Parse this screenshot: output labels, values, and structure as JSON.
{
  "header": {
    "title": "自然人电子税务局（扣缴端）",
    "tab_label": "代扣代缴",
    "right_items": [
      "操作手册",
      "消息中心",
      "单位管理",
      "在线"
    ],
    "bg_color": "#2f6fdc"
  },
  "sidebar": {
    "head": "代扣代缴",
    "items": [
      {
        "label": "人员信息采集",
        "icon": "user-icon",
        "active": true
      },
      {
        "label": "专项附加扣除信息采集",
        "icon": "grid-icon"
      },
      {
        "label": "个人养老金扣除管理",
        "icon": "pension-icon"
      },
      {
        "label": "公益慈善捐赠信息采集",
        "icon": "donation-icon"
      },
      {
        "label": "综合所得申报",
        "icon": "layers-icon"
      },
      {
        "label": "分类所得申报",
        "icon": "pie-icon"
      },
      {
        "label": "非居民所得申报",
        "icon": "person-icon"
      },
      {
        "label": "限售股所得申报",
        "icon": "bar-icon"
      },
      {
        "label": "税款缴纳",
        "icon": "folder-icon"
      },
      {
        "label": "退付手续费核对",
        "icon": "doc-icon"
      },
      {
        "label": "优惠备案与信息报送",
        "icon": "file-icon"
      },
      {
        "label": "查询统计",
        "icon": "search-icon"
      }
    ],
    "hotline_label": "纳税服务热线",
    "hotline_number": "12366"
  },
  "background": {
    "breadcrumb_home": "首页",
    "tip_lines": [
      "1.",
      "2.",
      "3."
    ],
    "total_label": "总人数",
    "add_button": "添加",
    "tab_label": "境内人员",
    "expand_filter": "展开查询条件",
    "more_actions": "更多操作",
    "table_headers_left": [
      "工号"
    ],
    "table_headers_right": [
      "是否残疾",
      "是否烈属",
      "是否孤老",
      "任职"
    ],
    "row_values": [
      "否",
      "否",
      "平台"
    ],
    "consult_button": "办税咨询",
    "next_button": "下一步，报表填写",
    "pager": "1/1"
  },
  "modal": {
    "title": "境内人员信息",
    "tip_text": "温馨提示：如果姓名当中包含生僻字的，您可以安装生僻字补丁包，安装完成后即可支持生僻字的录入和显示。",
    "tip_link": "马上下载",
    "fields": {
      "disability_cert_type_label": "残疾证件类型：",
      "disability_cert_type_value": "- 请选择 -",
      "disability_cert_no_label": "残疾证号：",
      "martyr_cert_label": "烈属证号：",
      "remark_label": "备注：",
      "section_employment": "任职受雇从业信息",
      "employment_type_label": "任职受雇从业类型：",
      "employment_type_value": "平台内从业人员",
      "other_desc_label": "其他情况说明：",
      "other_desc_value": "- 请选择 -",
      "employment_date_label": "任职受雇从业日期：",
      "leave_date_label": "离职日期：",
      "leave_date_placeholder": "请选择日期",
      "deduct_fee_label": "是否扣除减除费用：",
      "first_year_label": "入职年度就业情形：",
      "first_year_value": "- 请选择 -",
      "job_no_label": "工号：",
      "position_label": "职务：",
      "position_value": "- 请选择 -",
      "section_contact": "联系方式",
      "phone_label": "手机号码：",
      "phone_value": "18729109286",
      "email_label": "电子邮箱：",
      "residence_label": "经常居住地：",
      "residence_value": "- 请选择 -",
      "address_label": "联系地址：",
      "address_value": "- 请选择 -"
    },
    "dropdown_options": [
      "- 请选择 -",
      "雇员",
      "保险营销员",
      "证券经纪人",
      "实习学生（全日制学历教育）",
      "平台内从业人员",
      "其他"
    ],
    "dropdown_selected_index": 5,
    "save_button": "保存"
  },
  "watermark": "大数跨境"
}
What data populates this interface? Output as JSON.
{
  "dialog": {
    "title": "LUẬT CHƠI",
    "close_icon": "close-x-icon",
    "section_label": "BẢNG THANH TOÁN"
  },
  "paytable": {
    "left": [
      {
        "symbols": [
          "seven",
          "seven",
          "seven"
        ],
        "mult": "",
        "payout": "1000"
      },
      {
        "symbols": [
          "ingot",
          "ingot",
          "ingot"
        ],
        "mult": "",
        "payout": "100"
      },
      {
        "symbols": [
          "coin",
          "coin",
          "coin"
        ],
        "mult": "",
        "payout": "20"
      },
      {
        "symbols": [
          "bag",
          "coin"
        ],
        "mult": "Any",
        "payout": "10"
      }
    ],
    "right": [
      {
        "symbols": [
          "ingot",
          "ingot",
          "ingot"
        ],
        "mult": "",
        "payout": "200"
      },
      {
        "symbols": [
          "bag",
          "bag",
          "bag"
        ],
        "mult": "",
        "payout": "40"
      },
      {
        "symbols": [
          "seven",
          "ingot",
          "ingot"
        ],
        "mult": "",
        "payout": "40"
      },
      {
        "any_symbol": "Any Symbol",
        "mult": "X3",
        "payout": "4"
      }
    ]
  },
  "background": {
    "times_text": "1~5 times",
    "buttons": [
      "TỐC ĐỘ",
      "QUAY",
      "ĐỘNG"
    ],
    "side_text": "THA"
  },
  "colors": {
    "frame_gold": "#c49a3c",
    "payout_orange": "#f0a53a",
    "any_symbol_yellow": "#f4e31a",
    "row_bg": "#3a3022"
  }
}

════════════════════

**JOB**
Extract, word for word, each line of the listing above.

**RESULT**
Parse this screenshot: output labels, values, and structure as JSON.
{
  "header": {
    "title": "自然人电子税务局（扣缴端）",
    "tab_label": "代扣代缴",
    "right_items": [
      "操作手册",
      "消息中心",
      "单位管理",
      "在线"
    ],
    "bg_color": "#2f6fdc"
  },
  "sidebar": {
    "head": "代扣代缴",
    "items": [
      {
        "label": "人员信息采集",
        "icon": "user-icon",
        "active": true
      },
      {
        "label": "专项附加扣除信息采集",
        "icon": "grid-icon"
      },
      {
        "label": "个人养老金扣除管理",
        "icon": "pension-icon"
      },
      {
        "label": "公益慈善捐赠信息采集",
        "icon": "donation-icon"
      },
      {
        "label": "综合所得申报",
        "icon": "layers-icon"
      },
      {
        "label": "分类所得申报",
        "icon": "pie-icon"
      },
      {
        "label": "非居民所得申报",
        "icon": "person-icon"
      },
      {
        "label": "限售股所得申报",
        "icon": "bar-icon"
      },
      {
        "label": "税款缴纳",
        "icon": "folder-icon"
      },
      {
        "label": "退付手续费核对",
        "icon": "doc-icon"
      },
      {
        "label": "优惠备案与信息报送",
        "icon": "file-icon"
      },
      {
        "label": "查询统计",
        "icon": "search-icon"
      }
    ],
    "hotline_label": "纳税服务热线",
    "hotline_number": "12366"
  },
  "background": {
    "breadcrumb_home": "首页",
    "tip_lines": [
      "1.",
      "2.",
      "3."
    ],
    "total_label": "总人数",
    "add_button": "添加",
    "tab_label": "境内人员",
    "expand_filter": "展开查询条件",
    "more_actions": "更多操作",
    "table_headers_left": [
      "工号"
    ],
    "table_headers_right": [
      "是否残疾",
      "是否烈属",
      "是否孤老",
      "任职"
    ],
    "row_values": [
      "否",
      "否",
      "平台"
    ],
    "consult_button": "办税咨询",
    "next_button": "下一步，报表填写",
    "pager": "1/1"
  },
  "modal": {
    "title": "境内人员信息",
    "tip_text": "温馨提示：如果姓名当中包含生僻字的，您可以安装生僻字补丁包，安装完成后即可支持生僻字的录入和显示。",
    "tip_link": "马上下载",
    "fields": {
      "disability_cert_type_label": "残疾证件类型：",
      "disability_cert_type_value": "- 请选择 -",
      "disability_cert_no_label": "残疾证号：",
      "martyr_cert_label": "烈属证号：",
      "remark_label": "备注：",
      "section_employment": "任职受雇从业信息",
      "employment_type_label": "任职受雇从业类型：",
      "employment_type_value": "平台内从业人员",
      "other_desc_label": "其他情况说明：",
      "other_desc_value": "- 请选择 -",
      "employment_date_label": "任职受雇从业日期：",
      "leave_date_label": "离职日期：",
      "leave_date_placeholder": "请选择日期",
      "deduct_fee_label": "是否扣除减除费用：",
      "first_year_label": "入职年度就业情形：",
      "first_year_value": "- 请选择 -",
      "job_no_label": "工号：",
      "position_label": "职务：",
      "position_value": "- 请选择 -",
      "section_contact": "联系方式",
      "phone_label": "手机号码：",
      "phone_value": "18729109286",
      "email_label": "电子邮箱：",
      "residence_label": "经常居住地：",
      "residence_value": "- 请选择 -",
      "address_label": "联系地址：",
      "address_value": "- 请选择 -"
    },
    "dropdown_options": [
      "- 请选择 -",
      "雇员",
      "保险营销员",
      "证券经纪人",
      "实习学生（全日制学历教育）",
      "平台内从业人员",
      "其他"
    ],
    "dropdown_selected_index": 5,
    "save_button": "保存"
  },
  "watermark": "大数跨境"
}
What data populates this interface? Output as JSON.
{
  "dialog": {
    "title": "LUẬT CHƠI",
    "close_icon": "close-x-icon",
    "section_label": "BẢNG THANH TOÁN"
  },
  "paytable": {
    "left": [
      {
        "symbols": [
          "seven",
          "seven",
          "seven"
        ],
        "mult": "",
        "payout": "1000"
      },
      {
        "symbols": [
          "ingot",
          "ingot",
          "ingot"
        ],
        "mult": "",
        "payout": "100"
      },
      {
        "symbols": [
          "coin",
          "coin",
          "coin"
        ],
        "mult": "",
        "payout": "20"
      },
      {
        "symbols": [
          "bag",
          "coin"
        ],
        "mult": "Any",
        "payout": "10"
      }
    ],
    "right": [
      {
        "symbols": [
          "ingot",
          "ingot",
          "ingot"
        ],
        "mult": "",
        "payout": "200"
      },
      {
        "symbols": [
          "bag",
          "bag",
          "bag"
        ],
        "mult": "",
        "payout": "40"
      },
      {
        "symbols": [
          "seven",
          "ingot",
          "ingot"
        ],
        "mult": "",
        "payout": "40"
      },
      {
        "any_symbol": "Any Symbol",
        "mult": "X3",
        "payout": "4"
      }
    ]
  },
  "background": {
    "times_text": "1~5 times",
    "buttons": [
      "TỐC ĐỘ",
      "QUAY",
      "ĐỘNG"
    ],
    "side_text": "THA"
  },
  "colors": {
    "frame_gold": "#c49a3c",
    "payout_orange": "#f0a53a",
    "any_symbol_yellow": "#f4e31a",
    "row_bg": "#3a3022"
  }
}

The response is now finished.